**Goal of the exercise**: Reproduce the records word for word, from their first line through the line containing "stat-count: 0个 xyxy=(397,569,420,584)", including that line.
***
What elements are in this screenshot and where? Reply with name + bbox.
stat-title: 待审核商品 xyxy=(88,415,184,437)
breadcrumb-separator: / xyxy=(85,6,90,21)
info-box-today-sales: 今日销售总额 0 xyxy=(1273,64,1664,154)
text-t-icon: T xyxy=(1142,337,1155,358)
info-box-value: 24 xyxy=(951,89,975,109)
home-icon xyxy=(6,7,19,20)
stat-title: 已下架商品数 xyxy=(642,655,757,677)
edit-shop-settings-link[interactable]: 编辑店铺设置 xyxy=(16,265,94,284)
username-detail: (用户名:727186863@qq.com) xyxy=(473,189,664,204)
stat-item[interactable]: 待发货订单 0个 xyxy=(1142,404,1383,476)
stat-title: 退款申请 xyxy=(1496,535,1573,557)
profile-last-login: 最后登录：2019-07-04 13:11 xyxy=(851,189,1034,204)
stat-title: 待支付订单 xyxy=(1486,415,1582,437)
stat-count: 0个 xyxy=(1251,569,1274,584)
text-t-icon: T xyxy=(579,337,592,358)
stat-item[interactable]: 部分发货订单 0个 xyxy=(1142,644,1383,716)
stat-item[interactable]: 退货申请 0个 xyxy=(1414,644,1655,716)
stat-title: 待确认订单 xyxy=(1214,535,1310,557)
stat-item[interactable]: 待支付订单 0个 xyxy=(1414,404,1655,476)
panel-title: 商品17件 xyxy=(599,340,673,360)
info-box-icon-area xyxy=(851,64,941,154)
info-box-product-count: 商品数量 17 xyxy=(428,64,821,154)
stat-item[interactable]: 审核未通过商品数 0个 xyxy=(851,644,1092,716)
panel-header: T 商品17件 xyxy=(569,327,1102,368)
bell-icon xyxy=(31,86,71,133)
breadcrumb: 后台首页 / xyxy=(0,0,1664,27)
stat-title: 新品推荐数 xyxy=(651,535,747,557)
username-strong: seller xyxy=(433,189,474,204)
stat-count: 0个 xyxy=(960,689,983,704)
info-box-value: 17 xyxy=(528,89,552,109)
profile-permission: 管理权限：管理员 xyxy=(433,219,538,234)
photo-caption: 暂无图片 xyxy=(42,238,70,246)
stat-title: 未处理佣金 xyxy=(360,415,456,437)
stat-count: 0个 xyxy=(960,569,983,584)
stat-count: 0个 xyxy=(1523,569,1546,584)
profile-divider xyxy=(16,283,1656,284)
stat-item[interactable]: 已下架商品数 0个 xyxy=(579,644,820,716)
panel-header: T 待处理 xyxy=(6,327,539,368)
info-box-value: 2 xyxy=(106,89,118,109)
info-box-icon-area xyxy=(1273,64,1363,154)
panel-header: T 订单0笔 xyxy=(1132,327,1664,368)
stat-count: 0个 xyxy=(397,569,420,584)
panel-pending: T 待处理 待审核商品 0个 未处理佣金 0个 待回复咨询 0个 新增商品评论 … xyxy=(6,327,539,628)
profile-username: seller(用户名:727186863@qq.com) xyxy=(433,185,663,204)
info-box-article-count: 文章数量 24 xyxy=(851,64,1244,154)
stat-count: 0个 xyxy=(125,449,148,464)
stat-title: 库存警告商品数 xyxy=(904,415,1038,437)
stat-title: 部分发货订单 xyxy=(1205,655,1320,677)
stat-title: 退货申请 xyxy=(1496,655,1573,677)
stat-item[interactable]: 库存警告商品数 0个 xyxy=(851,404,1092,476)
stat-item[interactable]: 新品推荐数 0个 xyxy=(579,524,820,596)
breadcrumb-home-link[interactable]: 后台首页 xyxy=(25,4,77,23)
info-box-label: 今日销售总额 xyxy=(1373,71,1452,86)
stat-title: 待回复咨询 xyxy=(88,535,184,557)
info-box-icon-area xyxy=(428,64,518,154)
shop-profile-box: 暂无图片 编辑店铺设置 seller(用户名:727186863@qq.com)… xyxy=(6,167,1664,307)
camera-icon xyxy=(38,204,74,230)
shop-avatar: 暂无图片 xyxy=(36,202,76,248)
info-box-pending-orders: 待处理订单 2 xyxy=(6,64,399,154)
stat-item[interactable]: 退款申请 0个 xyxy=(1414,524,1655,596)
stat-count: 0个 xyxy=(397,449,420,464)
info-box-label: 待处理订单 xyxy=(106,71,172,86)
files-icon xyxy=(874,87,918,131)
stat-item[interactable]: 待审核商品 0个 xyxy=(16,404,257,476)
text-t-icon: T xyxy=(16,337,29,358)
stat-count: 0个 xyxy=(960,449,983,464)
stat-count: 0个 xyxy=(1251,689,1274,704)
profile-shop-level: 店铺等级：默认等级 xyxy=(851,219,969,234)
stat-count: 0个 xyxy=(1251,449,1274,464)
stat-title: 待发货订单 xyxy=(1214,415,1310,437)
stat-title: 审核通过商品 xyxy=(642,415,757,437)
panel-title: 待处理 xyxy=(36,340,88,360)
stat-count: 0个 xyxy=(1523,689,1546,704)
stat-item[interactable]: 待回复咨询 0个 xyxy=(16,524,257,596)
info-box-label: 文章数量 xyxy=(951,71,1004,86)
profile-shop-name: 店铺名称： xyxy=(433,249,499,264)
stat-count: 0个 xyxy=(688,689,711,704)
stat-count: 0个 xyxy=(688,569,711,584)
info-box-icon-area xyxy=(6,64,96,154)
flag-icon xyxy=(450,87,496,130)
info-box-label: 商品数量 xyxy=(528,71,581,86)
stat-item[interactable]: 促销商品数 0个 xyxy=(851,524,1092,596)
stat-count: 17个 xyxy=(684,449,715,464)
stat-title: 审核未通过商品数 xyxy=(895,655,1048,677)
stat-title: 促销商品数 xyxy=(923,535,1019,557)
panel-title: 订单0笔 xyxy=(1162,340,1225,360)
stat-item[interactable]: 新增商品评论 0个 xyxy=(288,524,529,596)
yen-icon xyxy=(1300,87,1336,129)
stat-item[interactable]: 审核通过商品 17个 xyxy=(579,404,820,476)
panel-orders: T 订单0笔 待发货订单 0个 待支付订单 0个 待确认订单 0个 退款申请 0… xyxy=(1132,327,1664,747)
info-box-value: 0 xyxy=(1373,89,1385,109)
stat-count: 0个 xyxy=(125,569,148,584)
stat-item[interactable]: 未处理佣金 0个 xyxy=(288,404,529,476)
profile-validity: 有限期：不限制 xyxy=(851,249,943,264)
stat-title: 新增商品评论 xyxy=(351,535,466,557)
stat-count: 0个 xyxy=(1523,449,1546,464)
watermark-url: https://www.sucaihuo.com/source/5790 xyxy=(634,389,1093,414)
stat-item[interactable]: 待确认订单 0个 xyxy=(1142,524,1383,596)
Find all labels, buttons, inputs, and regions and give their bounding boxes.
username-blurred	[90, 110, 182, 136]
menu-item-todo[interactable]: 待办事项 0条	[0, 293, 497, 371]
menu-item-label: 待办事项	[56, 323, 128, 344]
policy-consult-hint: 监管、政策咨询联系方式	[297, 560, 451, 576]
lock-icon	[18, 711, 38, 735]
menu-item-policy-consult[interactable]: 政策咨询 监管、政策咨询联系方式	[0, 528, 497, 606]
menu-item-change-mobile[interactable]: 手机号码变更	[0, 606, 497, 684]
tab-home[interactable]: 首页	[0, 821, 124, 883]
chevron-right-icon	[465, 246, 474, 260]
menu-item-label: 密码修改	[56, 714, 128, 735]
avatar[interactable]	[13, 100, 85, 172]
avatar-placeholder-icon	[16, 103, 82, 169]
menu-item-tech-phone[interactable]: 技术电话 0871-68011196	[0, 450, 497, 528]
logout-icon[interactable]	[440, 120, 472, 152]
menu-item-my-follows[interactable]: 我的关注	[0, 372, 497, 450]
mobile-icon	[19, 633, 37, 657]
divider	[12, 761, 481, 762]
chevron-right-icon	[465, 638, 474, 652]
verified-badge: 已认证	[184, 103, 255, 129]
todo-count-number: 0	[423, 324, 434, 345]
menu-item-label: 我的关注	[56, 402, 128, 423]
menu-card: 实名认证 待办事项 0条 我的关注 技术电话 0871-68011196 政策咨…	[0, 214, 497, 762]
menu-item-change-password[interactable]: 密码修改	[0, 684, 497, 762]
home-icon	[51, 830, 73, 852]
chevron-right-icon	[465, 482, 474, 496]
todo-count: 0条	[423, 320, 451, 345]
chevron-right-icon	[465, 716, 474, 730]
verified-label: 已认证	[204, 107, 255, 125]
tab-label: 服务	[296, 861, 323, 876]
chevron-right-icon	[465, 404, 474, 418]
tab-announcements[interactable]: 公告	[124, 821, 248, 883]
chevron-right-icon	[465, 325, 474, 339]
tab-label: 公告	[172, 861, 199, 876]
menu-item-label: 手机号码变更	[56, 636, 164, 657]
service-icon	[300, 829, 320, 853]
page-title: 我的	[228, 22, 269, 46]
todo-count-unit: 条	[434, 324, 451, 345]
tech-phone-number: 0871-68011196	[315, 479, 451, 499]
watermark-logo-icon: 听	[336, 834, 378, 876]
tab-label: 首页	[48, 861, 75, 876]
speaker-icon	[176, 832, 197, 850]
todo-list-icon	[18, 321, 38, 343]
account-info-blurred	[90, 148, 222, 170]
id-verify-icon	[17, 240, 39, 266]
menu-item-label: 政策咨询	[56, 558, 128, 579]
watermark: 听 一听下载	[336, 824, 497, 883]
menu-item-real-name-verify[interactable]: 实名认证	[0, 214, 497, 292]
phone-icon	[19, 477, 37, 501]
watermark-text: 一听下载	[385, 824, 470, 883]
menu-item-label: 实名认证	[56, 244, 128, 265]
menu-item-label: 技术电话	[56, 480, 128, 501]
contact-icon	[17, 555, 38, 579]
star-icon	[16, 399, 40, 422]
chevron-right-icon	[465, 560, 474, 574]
***
**Solved exercise**:
What elements are in this screenshot and where? Reply with name + bbox.
stat-title: 待审核商品 xyxy=(88,415,184,437)
breadcrumb-separator: / xyxy=(85,6,90,21)
info-box-today-sales: 今日销售总额 0 xyxy=(1273,64,1664,154)
text-t-icon: T xyxy=(1142,337,1155,358)
info-box-value: 24 xyxy=(951,89,975,109)
home-icon xyxy=(6,7,19,20)
stat-title: 已下架商品数 xyxy=(642,655,757,677)
edit-shop-settings-link[interactable]: 编辑店铺设置 xyxy=(16,265,94,284)
username-detail: (用户名:727186863@qq.com) xyxy=(473,189,664,204)
stat-item[interactable]: 待发货订单 0个 xyxy=(1142,404,1383,476)
stat-title: 退款申请 xyxy=(1496,535,1573,557)
profile-last-login: 最后登录：2019-07-04 13:11 xyxy=(851,189,1034,204)
stat-title: 待支付订单 xyxy=(1486,415,1582,437)
stat-count: 0个 xyxy=(1251,569,1274,584)
text-t-icon: T xyxy=(579,337,592,358)
stat-item[interactable]: 部分发货订单 0个 xyxy=(1142,644,1383,716)
stat-item[interactable]: 退货申请 0个 xyxy=(1414,644,1655,716)
stat-title: 待确认订单 xyxy=(1214,535,1310,557)
stat-item[interactable]: 待支付订单 0个 xyxy=(1414,404,1655,476)
panel-title: 商品17件 xyxy=(599,340,673,360)
info-box-icon-area xyxy=(851,64,941,154)
info-box-product-count: 商品数量 17 xyxy=(428,64,821,154)
stat-item[interactable]: 审核未通过商品数 0个 xyxy=(851,644,1092,716)
panel-header: T 商品17件 xyxy=(569,327,1102,368)
bell-icon xyxy=(31,86,71,133)
breadcrumb: 后台首页 / xyxy=(0,0,1664,27)
stat-title: 新品推荐数 xyxy=(651,535,747,557)
username-strong: seller xyxy=(433,189,474,204)
stat-count: 0个 xyxy=(960,689,983,704)
info-box-value: 17 xyxy=(528,89,552,109)
profile-permission: 管理权限：管理员 xyxy=(433,219,538,234)
photo-caption: 暂无图片 xyxy=(42,238,70,246)
stat-title: 未处理佣金 xyxy=(360,415,456,437)
stat-count: 0个 xyxy=(960,569,983,584)
stat-count: 0个 xyxy=(1523,569,1546,584)
profile-divider xyxy=(16,283,1656,284)
stat-item[interactable]: 已下架商品数 0个 xyxy=(579,644,820,716)
panel-header: T 待处理 xyxy=(6,327,539,368)
info-box-value: 2 xyxy=(106,89,118,109)
info-box-icon-area xyxy=(1273,64,1363,154)
panel-header: T 订单0笔 xyxy=(1132,327,1664,368)
stat-count: 0个 xyxy=(397,569,420,584)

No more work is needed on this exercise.